╭─ Working data
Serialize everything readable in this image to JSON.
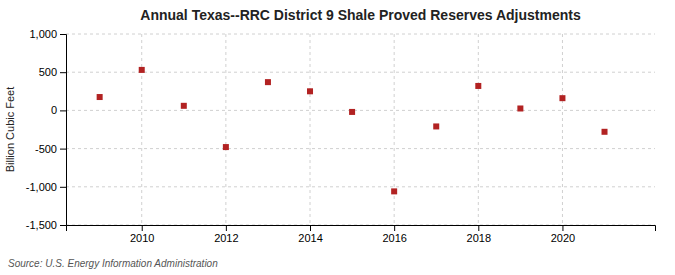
{
  "chart_data": {
    "type": "scatter",
    "title": "Annual Texas--RRC District 9 Shale Proved Reserves Adjustments",
    "ylabel": "Billion Cubic Feet",
    "annotation": "Source: U.S. Energy Information Administration",
    "x": [
      2009,
      2010,
      2011,
      2012,
      2013,
      2014,
      2015,
      2016,
      2017,
      2018,
      2019,
      2020,
      2021
    ],
    "values": [
      175,
      530,
      60,
      -480,
      370,
      250,
      -20,
      -1060,
      -210,
      320,
      25,
      160,
      -280
    ],
    "color": "#b22222",
    "marker": "square",
    "xlim": [
      2008.2,
      2022.2
    ],
    "xticks": [
      2010,
      2012,
      2014,
      2016,
      2018,
      2020
    ],
    "ylim": [
      -1500,
      1000
    ],
    "yticks": [
      {
        "value": -1500,
        "label": "-1,500"
      },
      {
        "value": -1000,
        "label": "-1,000"
      },
      -500,
      0,
      500,
      {
        "value": 1000,
        "label": "1,000"
      }
    ],
    "grid": true
  }
}
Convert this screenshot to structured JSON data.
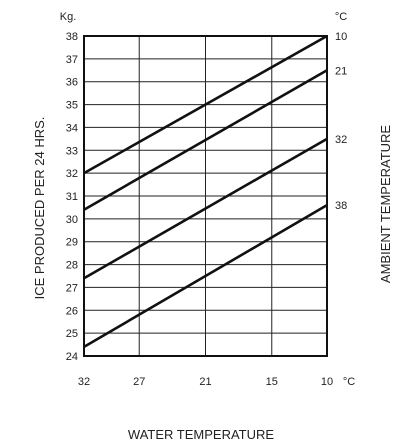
{
  "chart_data": {
    "type": "line",
    "ylabel": "ICE PRODUCED PER 24 HRS.",
    "xlabel": "WATER TEMPERATURE",
    "right_label": "AMBIENT TEMPERATURE",
    "y_unit": "Kg.",
    "x_unit": "°C",
    "right_unit": "°C",
    "xlim": [
      32,
      10
    ],
    "ylim": [
      24,
      38
    ],
    "x_ticks": [
      "32",
      "27",
      "21",
      "15",
      "10"
    ],
    "y_ticks": [
      "24",
      "25",
      "26",
      "27",
      "28",
      "29",
      "30",
      "31",
      "32",
      "33",
      "34",
      "35",
      "36",
      "37",
      "38"
    ],
    "grid": true,
    "series": [
      {
        "name": "10",
        "x": [
          32,
          10
        ],
        "y": [
          32,
          38
        ]
      },
      {
        "name": "21",
        "x": [
          32,
          10
        ],
        "y": [
          30.4,
          36.5
        ]
      },
      {
        "name": "32",
        "x": [
          32,
          10
        ],
        "y": [
          27.4,
          33.5
        ]
      },
      {
        "name": "38",
        "x": [
          32,
          10
        ],
        "y": [
          24.4,
          30.6
        ]
      }
    ]
  }
}
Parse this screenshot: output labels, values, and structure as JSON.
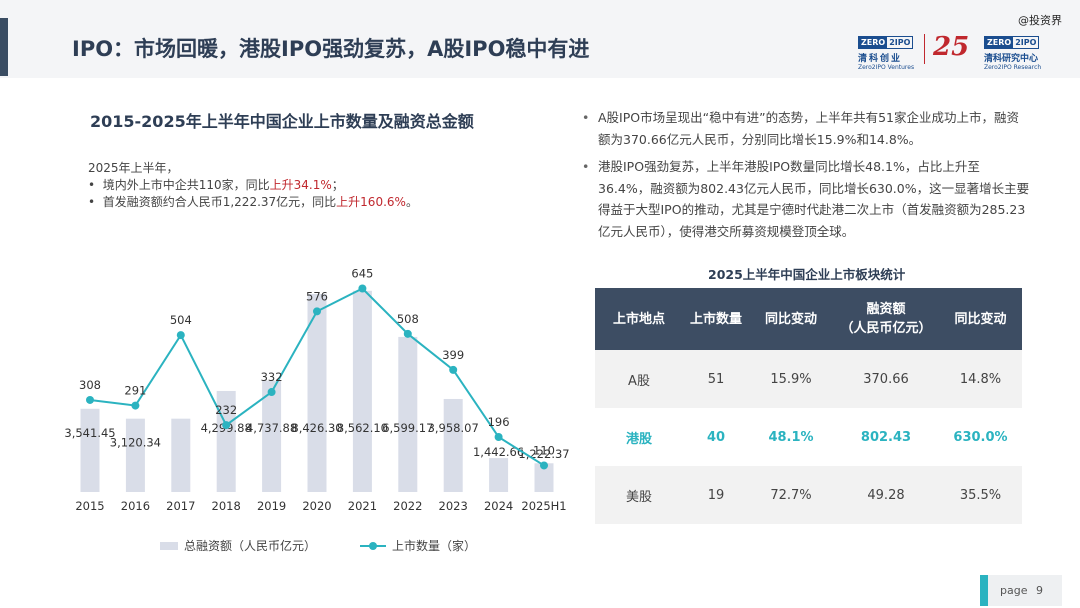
{
  "slide_title": "IPO：市场回暖，港股IPO强劲复苏，A股IPO稳中有进",
  "watermark": "@投资界",
  "logos": {
    "zero": "ZERO",
    "two": "2IPO",
    "cn_ventures": "清科创业",
    "en_ventures": "Zero2IPO Ventures",
    "anniversary": "25",
    "cn_research": "清科研究中心",
    "en_research": "Zero2IPO Research"
  },
  "chart_title": "2015-2025年上半年中国企业上市数量及融资总金额",
  "notes": {
    "intro": "2025年上半年，",
    "line1_pre": "境内外上市中企共110家，同比",
    "line1_red": "上升34.1%",
    "line1_post": "；",
    "line2_pre": "首发融资额约合人民币1,222.37亿元，同比",
    "line2_red": "上升160.6%",
    "line2_post": "。"
  },
  "chart_data": {
    "type": "bar+line",
    "categories": [
      "2015",
      "2016",
      "2017",
      "2018",
      "2019",
      "2020",
      "2021",
      "2022",
      "2023",
      "2024",
      "2025H1"
    ],
    "series": [
      {
        "name": "总融资额（人民币亿元）",
        "type": "bar",
        "values": [
          3541.45,
          3120.34,
          3120.34,
          4299.88,
          4737.88,
          8426.3,
          8562.1,
          6599.17,
          3958.07,
          1442.66,
          1222.37
        ],
        "labels": [
          "3,541.45",
          "3,120.34",
          "",
          "4,299.88",
          "4,737.88",
          "8,426.30",
          "8,562.10",
          "6,599.17",
          "3,958.07",
          "1,442.66",
          "1,222.37"
        ]
      },
      {
        "name": "上市数量（家）",
        "type": "line",
        "values": [
          308,
          291,
          504,
          232,
          332,
          576,
          645,
          508,
          399,
          196,
          110
        ],
        "labels": [
          "308",
          "291",
          "504",
          "232",
          "332",
          "576",
          "645",
          "508",
          "399",
          "196",
          "110"
        ]
      }
    ],
    "bar_color": "#d9dde8",
    "line_color": "#2bb3c0",
    "bar_max": 10000,
    "line_range": [
      0,
      700
    ],
    "legend_position": "bottom"
  },
  "bullets": [
    "A股IPO市场呈现出“稳中有进”的态势，上半年共有51家企业成功上市，融资额为370.66亿元人民币，分别同比增长15.9%和14.8%。",
    "港股IPO强劲复苏，上半年港股IPO数量同比增长48.1%，占比上升至36.4%，融资额为802.43亿元人民币，同比增长630.0%，这一显著增长主要得益于大型IPO的推动，尤其是宁德时代赴港二次上市（首发融资额为285.23亿元人民币），使得港交所募资规模登顶全球。"
  ],
  "table": {
    "title": "2025上半年中国企业上市板块统计",
    "headers": [
      "上市地点",
      "上市数量",
      "同比变动",
      "融资额\n（人民币亿元）",
      "同比变动"
    ],
    "rows": [
      [
        "A股",
        "51",
        "15.9%",
        "370.66",
        "14.8%"
      ],
      [
        "港股",
        "40",
        "48.1%",
        "802.43",
        "630.0%"
      ],
      [
        "美股",
        "19",
        "72.7%",
        "49.28",
        "35.5%"
      ]
    ],
    "highlight_color": "#2bb3c0"
  },
  "page": {
    "label": "page",
    "number": "9"
  }
}
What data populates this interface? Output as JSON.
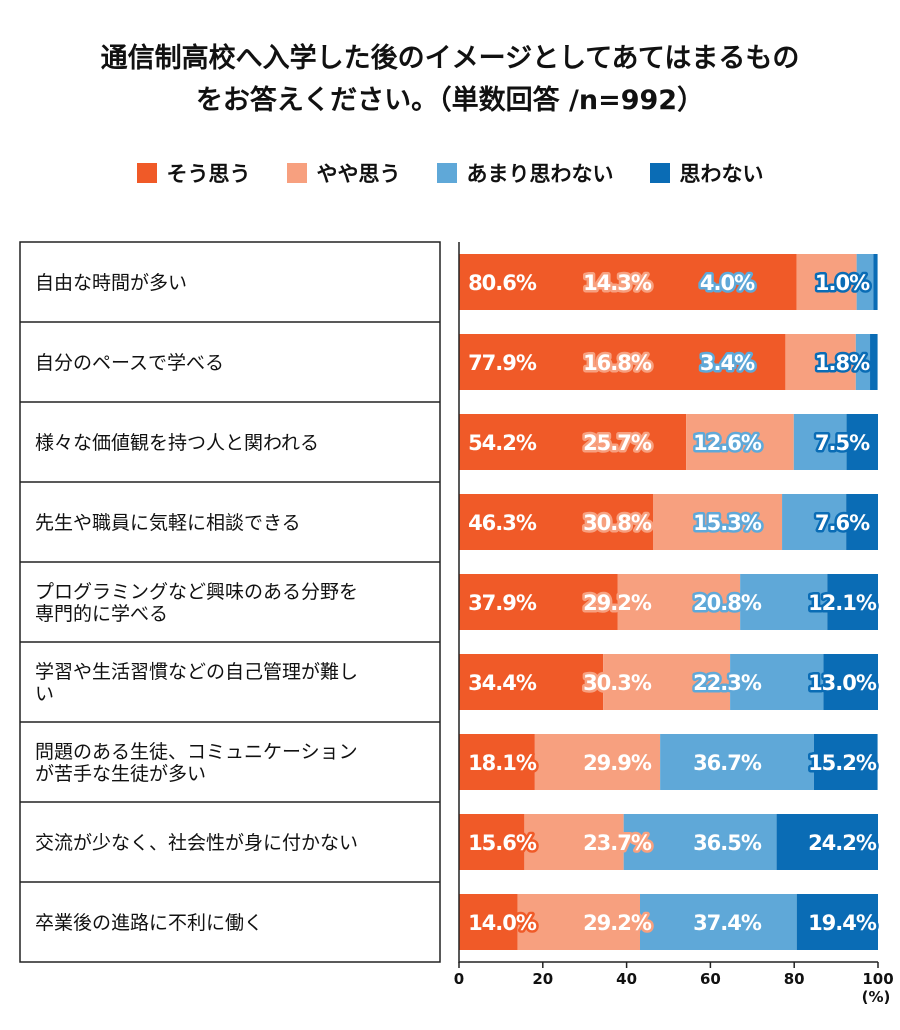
{
  "title": {
    "line1": "通信制高校へ入学した後のイメージとしてあてはまるもの",
    "line2": "をお答えください。（単数回答 /n=992）"
  },
  "colors": {
    "そう思う": "#f05a28",
    "やや思う": "#f7a07f",
    "あまり思わない": "#5fa8d8",
    "思わない": "#0a6cb5"
  },
  "chart_data": {
    "type": "bar",
    "orientation": "horizontal",
    "stacked": true,
    "title": "通信制高校へ入学した後のイメージとしてあてはまるものをお答えください。（単数回答 /n=992）",
    "unit": "(%)",
    "xlim": [
      0,
      100
    ],
    "xticks": [
      0,
      20,
      40,
      60,
      80,
      100
    ],
    "legend_position": "top",
    "categories": [
      [
        "自由な時間が多い"
      ],
      [
        "自分のペースで学べる"
      ],
      [
        "様々な価値観を持つ人と関われる"
      ],
      [
        "先生や職員に気軽に相談できる"
      ],
      [
        "プログラミングなど興味のある分野を",
        "専門的に学べる"
      ],
      [
        "学習や生活習慣などの自己管理が難し",
        "い"
      ],
      [
        "問題のある生徒、コミュニケーション",
        "が苦手な生徒が多い"
      ],
      [
        "交流が少なく、社会性が身に付かない"
      ],
      [
        "卒業後の進路に不利に働く"
      ]
    ],
    "series": [
      {
        "name": "そう思う",
        "values": [
          80.6,
          77.9,
          54.2,
          46.3,
          37.9,
          34.4,
          18.1,
          15.6,
          14.0
        ],
        "labels": [
          "80.6%",
          "77.9%",
          "54.2%",
          "46.3%",
          "37.9%",
          "34.4%",
          "18.1%",
          "15.6%",
          "14.0%"
        ]
      },
      {
        "name": "やや思う",
        "values": [
          14.3,
          16.8,
          25.7,
          30.8,
          29.2,
          30.3,
          29.9,
          23.7,
          29.2
        ],
        "labels": [
          "14.3%",
          "16.8%",
          "25.7%",
          "30.8%",
          "29.2%",
          "30.3%",
          "29.9%",
          "23.7%",
          "29.2%"
        ]
      },
      {
        "name": "あまり思わない",
        "values": [
          4.0,
          3.4,
          12.6,
          15.3,
          20.8,
          22.3,
          36.7,
          36.5,
          37.4
        ],
        "labels": [
          "4.0%",
          "3.4%",
          "12.6%",
          "15.3%",
          "20.8%",
          "22.3%",
          "36.7%",
          "36.5%",
          "37.4%"
        ]
      },
      {
        "name": "思わない",
        "values": [
          1.0,
          1.8,
          7.5,
          7.6,
          12.1,
          13.0,
          15.2,
          24.2,
          19.4
        ],
        "labels": [
          "1.0%",
          "1.8%",
          "7.5%",
          "7.6%",
          "12.1%",
          "13.0%",
          "15.2%",
          "24.2%",
          "19.4%"
        ]
      }
    ]
  }
}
╰─
**What needs to be done**: Above are the records; copy every line in them that holds the word "ylabel".

**Full answer**:
    "ylabel": "Billion Cubic Feet",
    "ylabel": "ICE PRODUCED PER 24 HRS.",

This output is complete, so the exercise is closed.